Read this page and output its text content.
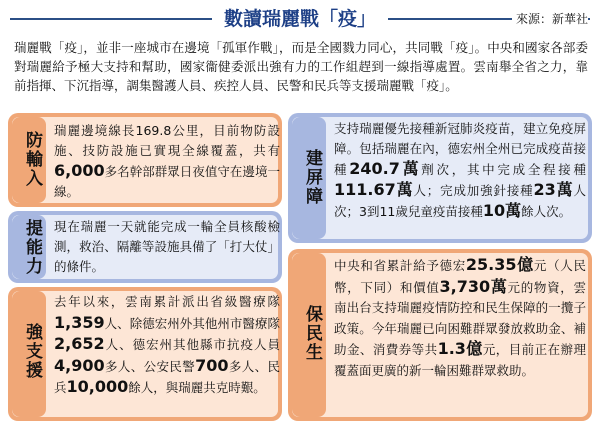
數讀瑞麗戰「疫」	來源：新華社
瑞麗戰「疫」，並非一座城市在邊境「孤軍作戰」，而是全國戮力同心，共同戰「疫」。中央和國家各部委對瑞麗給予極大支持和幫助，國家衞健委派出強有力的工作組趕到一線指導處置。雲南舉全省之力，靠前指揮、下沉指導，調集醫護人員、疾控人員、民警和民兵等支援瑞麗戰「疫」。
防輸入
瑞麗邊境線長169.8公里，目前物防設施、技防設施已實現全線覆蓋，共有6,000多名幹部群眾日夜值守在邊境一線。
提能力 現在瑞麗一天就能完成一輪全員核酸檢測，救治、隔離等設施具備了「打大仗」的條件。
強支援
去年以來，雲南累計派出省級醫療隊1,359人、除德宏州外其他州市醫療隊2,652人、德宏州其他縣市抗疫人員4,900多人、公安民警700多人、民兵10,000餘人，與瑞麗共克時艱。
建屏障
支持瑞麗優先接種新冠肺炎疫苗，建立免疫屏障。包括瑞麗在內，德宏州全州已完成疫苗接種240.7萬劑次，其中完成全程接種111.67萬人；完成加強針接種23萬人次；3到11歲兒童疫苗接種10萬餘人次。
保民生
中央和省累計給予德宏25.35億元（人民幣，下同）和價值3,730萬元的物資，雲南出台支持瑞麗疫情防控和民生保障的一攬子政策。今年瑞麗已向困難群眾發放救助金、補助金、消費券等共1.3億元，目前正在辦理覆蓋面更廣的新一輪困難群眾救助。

___

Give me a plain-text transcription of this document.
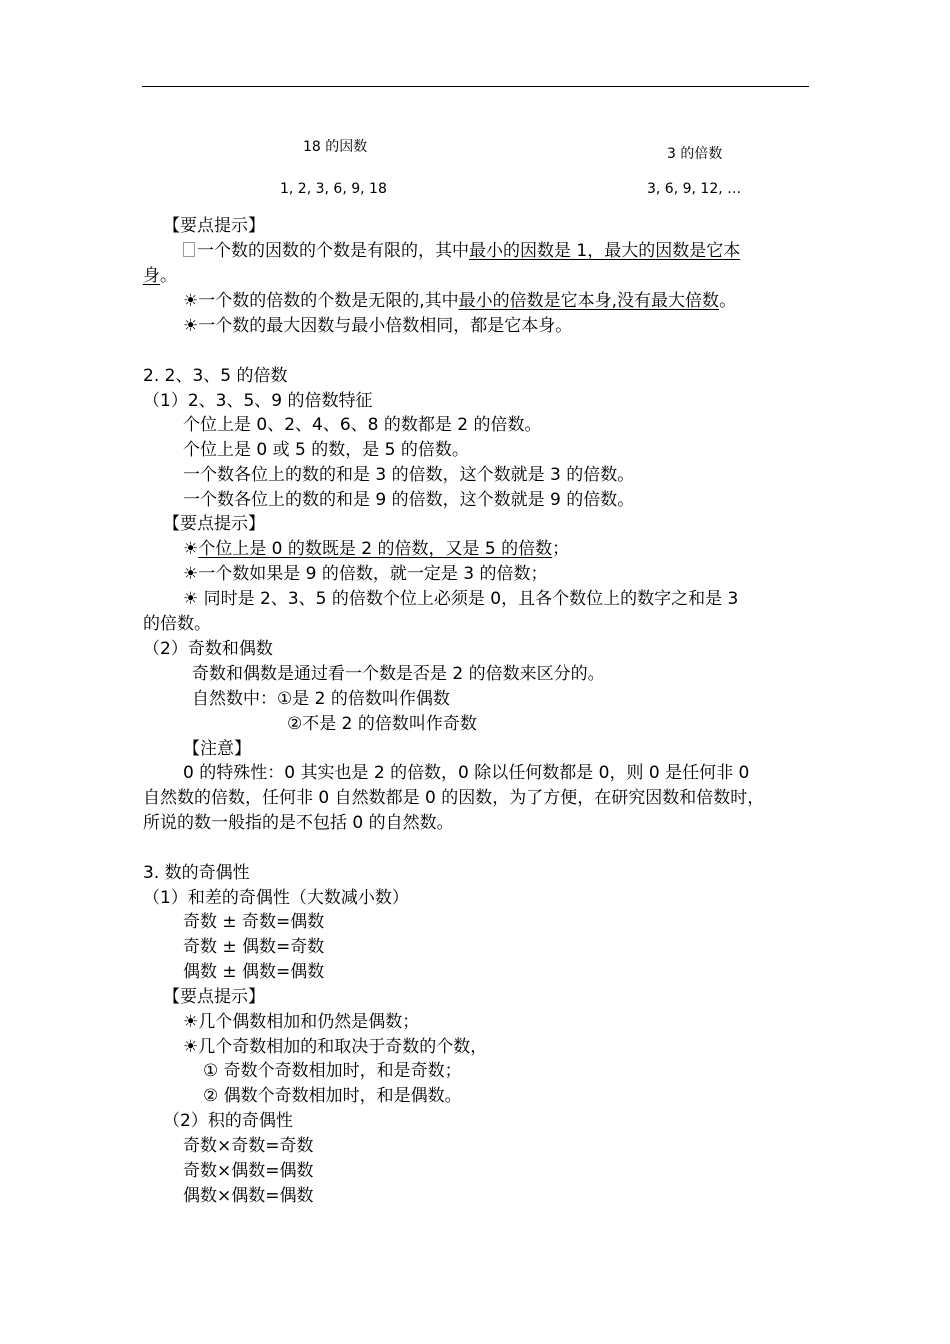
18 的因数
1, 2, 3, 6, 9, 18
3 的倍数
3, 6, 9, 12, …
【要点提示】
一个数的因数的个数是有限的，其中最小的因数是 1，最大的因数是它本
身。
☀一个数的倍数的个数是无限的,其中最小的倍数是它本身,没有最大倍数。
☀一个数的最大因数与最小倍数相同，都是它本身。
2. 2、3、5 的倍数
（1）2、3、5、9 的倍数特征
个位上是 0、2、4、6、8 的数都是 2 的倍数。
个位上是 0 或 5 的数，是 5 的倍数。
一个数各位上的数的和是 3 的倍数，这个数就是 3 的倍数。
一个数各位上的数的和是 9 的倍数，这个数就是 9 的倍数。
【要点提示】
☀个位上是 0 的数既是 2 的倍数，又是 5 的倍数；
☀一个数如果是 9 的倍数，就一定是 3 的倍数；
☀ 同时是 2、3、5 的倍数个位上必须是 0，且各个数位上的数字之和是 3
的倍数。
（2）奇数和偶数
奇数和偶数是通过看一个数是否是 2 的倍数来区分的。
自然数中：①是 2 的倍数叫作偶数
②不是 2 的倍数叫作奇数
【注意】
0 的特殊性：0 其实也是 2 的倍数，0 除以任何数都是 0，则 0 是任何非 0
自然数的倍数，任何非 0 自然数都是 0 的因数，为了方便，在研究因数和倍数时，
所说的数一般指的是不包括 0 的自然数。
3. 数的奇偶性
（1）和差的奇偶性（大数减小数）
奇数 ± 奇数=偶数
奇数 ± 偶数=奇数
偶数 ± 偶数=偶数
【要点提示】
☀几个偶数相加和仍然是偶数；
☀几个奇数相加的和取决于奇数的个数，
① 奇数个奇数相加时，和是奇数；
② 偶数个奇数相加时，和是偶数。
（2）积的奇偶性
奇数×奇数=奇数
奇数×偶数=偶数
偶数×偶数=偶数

___

# Short problem
Copy out each line in the preceding records that contains "这个数就是".

# Result of the task
一个数各位上的数的和是 3 的倍数，这个数就是 3 的倍数。
一个数各位上的数的和是 9 的倍数，这个数就是 9 的倍数。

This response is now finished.